*Item position entries*:
━━━

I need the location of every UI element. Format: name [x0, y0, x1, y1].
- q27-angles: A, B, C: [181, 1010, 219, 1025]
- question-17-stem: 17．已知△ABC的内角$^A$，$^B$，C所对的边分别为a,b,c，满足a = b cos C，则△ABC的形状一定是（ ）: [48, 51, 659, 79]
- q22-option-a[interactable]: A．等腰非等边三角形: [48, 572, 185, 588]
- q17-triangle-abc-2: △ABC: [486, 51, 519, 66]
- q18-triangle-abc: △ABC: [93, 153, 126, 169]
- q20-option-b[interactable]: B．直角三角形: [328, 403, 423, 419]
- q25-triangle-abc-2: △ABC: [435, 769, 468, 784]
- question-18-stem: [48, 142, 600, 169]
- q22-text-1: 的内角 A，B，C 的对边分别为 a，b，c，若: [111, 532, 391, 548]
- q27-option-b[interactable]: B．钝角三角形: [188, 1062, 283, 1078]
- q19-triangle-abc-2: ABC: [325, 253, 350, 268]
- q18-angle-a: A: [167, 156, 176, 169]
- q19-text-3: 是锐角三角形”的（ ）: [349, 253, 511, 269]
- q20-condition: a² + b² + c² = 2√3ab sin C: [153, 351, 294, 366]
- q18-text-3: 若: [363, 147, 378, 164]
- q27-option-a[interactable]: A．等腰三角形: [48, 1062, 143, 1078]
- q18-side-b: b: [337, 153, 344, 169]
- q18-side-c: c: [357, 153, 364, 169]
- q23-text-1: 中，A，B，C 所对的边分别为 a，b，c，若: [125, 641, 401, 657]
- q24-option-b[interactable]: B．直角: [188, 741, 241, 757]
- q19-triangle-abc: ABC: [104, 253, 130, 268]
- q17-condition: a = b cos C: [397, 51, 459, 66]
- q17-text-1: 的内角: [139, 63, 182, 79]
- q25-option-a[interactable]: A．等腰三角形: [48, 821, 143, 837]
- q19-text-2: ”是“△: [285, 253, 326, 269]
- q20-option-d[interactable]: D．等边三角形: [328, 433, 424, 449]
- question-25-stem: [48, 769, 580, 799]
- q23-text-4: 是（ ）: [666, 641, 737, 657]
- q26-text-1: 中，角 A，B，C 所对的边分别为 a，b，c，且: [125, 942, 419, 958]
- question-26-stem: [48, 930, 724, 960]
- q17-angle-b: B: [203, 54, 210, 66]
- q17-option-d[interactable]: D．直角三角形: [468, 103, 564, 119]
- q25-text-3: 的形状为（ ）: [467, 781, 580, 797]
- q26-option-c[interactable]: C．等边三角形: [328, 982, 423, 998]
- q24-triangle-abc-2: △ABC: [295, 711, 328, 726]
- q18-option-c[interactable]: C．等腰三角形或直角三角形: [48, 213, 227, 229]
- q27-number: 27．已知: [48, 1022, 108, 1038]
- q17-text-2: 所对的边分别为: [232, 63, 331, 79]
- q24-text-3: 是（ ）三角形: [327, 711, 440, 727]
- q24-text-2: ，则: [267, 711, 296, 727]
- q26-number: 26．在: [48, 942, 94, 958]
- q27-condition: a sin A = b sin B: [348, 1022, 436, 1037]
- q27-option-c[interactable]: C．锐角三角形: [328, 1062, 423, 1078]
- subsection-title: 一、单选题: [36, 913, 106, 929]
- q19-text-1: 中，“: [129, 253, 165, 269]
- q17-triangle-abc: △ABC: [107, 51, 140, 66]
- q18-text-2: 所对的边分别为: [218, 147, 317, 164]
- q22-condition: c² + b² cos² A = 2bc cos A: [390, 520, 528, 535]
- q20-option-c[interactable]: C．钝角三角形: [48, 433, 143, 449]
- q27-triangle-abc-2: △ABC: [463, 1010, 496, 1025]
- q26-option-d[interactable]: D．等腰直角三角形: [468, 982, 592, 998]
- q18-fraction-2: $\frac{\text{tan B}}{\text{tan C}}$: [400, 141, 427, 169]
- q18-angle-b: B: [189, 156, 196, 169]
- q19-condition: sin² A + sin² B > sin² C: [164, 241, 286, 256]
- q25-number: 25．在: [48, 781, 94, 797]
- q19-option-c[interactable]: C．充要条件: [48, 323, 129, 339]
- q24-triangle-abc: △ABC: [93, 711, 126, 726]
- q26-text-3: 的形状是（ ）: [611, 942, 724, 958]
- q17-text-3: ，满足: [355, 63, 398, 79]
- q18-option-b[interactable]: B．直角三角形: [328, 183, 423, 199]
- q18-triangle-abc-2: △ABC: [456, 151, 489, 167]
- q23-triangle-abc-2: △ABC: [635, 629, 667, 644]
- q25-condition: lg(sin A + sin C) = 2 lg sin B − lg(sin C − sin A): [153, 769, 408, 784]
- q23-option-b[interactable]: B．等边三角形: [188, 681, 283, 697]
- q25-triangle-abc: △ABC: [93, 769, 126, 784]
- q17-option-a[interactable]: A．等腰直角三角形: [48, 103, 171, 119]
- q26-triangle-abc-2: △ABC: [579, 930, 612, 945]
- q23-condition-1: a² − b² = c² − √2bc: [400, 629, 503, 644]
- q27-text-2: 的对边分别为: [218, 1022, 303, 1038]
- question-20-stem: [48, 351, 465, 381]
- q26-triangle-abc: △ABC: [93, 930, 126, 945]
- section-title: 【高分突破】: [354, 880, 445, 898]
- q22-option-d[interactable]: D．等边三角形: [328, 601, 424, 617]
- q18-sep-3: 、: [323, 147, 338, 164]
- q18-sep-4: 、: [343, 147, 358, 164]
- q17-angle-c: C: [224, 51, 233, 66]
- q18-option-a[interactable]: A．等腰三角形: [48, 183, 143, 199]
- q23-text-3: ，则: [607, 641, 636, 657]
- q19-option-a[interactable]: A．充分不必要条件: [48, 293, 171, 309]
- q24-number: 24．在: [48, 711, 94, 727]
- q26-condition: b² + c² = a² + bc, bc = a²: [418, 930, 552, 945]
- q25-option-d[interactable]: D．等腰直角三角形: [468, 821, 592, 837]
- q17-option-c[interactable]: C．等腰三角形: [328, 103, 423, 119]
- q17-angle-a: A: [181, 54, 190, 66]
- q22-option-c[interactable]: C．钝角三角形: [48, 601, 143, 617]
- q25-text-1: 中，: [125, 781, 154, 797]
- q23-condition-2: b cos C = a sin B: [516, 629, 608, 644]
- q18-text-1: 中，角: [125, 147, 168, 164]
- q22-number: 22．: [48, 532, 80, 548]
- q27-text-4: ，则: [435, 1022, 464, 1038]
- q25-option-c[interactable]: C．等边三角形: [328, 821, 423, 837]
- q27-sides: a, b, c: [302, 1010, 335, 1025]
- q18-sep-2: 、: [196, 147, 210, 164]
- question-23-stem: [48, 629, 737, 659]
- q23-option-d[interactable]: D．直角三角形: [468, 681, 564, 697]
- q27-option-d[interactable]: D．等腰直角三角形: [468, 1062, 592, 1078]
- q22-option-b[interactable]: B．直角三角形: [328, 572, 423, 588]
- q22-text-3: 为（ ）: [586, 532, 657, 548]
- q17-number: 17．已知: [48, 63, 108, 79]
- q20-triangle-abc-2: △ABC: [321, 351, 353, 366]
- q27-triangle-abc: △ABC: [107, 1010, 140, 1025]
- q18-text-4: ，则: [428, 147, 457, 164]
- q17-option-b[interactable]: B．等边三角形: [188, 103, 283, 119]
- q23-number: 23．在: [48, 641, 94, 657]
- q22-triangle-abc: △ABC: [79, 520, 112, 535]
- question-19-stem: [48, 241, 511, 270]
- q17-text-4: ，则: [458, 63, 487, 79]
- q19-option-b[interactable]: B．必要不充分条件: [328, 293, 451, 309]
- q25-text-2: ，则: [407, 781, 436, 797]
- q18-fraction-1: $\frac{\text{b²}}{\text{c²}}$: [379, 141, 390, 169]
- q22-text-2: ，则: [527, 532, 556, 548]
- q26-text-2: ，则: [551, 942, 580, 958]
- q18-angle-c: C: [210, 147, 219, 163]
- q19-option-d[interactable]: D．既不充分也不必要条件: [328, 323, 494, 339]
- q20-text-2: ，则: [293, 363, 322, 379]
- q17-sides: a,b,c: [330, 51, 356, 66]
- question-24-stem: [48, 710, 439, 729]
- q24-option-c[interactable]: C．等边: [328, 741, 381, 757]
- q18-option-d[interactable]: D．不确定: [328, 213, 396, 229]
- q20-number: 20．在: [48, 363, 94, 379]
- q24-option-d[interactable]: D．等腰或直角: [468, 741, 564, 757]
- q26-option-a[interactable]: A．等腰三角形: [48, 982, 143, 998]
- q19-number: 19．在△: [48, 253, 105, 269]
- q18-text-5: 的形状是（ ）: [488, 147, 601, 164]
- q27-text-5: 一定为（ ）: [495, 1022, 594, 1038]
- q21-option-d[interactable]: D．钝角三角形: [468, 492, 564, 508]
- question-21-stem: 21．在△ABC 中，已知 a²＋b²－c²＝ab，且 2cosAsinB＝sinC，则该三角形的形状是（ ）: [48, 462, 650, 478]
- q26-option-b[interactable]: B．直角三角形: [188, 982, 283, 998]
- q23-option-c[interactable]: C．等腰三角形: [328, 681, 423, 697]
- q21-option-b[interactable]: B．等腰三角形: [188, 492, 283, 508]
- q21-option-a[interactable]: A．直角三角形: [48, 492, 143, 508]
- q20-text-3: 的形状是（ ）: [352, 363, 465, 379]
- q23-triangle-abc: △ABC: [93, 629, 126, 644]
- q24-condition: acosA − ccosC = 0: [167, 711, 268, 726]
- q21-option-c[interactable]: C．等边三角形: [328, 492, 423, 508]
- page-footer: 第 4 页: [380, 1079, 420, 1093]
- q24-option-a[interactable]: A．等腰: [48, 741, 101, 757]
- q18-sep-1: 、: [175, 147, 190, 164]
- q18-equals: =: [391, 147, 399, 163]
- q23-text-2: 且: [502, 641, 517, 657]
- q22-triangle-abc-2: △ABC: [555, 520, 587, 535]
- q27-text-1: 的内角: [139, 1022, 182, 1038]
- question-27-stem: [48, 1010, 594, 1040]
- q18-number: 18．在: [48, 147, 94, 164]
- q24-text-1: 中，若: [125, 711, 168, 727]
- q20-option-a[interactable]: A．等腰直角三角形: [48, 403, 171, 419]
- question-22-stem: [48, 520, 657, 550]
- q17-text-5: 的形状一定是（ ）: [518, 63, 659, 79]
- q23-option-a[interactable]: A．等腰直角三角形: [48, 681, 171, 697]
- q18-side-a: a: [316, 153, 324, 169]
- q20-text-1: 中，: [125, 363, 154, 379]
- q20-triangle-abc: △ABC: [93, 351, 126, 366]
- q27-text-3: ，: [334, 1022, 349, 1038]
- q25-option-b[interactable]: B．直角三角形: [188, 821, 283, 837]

━━━

*Required work*: Render everything from the start of the material down to the line containing "- q24-triangle-abc-2: △ABC: [295, 711, 328, 726]" as a numbered list, leaving out any blank lines.

*Solution*:
1. I need the location of every UI element. Format: name [x0, y0, x1, y1].
2. - q27-angles: A, B, C: [181, 1010, 219, 1025]
3. - question-17-stem: 17．已知△ABC的内角$^A$，$^B$，C所对的边分别为a,b,c，满足a = b cos C，则△ABC的形状一定是（ ）: [48, 51, 659, 79]
4. - q22-option-a[interactable]: A．等腰非等边三角形: [48, 572, 185, 588]
5. - q17-triangle-abc-2: △ABC: [486, 51, 519, 66]
6. - q18-triangle-abc: △ABC: [93, 153, 126, 169]
7. - q20-option-b[interactable]: B．直角三角形: [328, 403, 423, 419]
8. - q25-triangle-abc-2: △ABC: [435, 769, 468, 784]
9. - question-18-stem: [48, 142, 600, 169]
10. - q22-text-1: 的内角 A，B，C 的对边分别为 a，b，c，若: [111, 532, 391, 548]
11. - q27-option-b[interactable]: B．钝角三角形: [188, 1062, 283, 1078]
12. - q19-triangle-abc-2: ABC: [325, 253, 350, 268]
13. - q18-angle-a: A: [167, 156, 176, 169]
14. - q19-text-3: 是锐角三角形”的（ ）: [349, 253, 511, 269]
15. - q20-condition: a² + b² + c² = 2√3ab sin C: [153, 351, 294, 366]
16. - q18-text-3: 若: [363, 147, 378, 164]
17. - q27-option-a[interactable]: A．等腰三角形: [48, 1062, 143, 1078]
18. - q18-side-b: b: [337, 153, 344, 169]
19. - q18-side-c: c: [357, 153, 364, 169]
20. - q23-text-1: 中，A，B，C 所对的边分别为 a，b，c，若: [125, 641, 401, 657]
21. - q24-option-b[interactable]: B．直角: [188, 741, 241, 757]
22. - q19-triangle-abc: ABC: [104, 253, 130, 268]
23. - q17-condition: a = b cos C: [397, 51, 459, 66]
24. - q17-text-1: 的内角: [139, 63, 182, 79]
25. - q25-option-a[interactable]: A．等腰三角形: [48, 821, 143, 837]
26. - q19-text-2: ”是“△: [285, 253, 326, 269]
27. - q20-option-d[interactable]: D．等边三角形: [328, 433, 424, 449]
28. - question-25-stem: [48, 769, 580, 799]
29. - q23-text-4: 是（ ）: [666, 641, 737, 657]
30. - q26-text-1: 中，角 A，B，C 所对的边分别为 a，b，c，且: [125, 942, 419, 958]
31. - question-26-stem: [48, 930, 724, 960]
32. - q17-angle-b: B: [203, 54, 210, 66]
33. - q17-option-d[interactable]: D．直角三角形: [468, 103, 564, 119]
34. - q25-text-3: 的形状为（ ）: [467, 781, 580, 797]
35. - q26-option-c[interactable]: C．等边三角形: [328, 982, 423, 998]
36. - q24-triangle-abc-2: △ABC: [295, 711, 328, 726]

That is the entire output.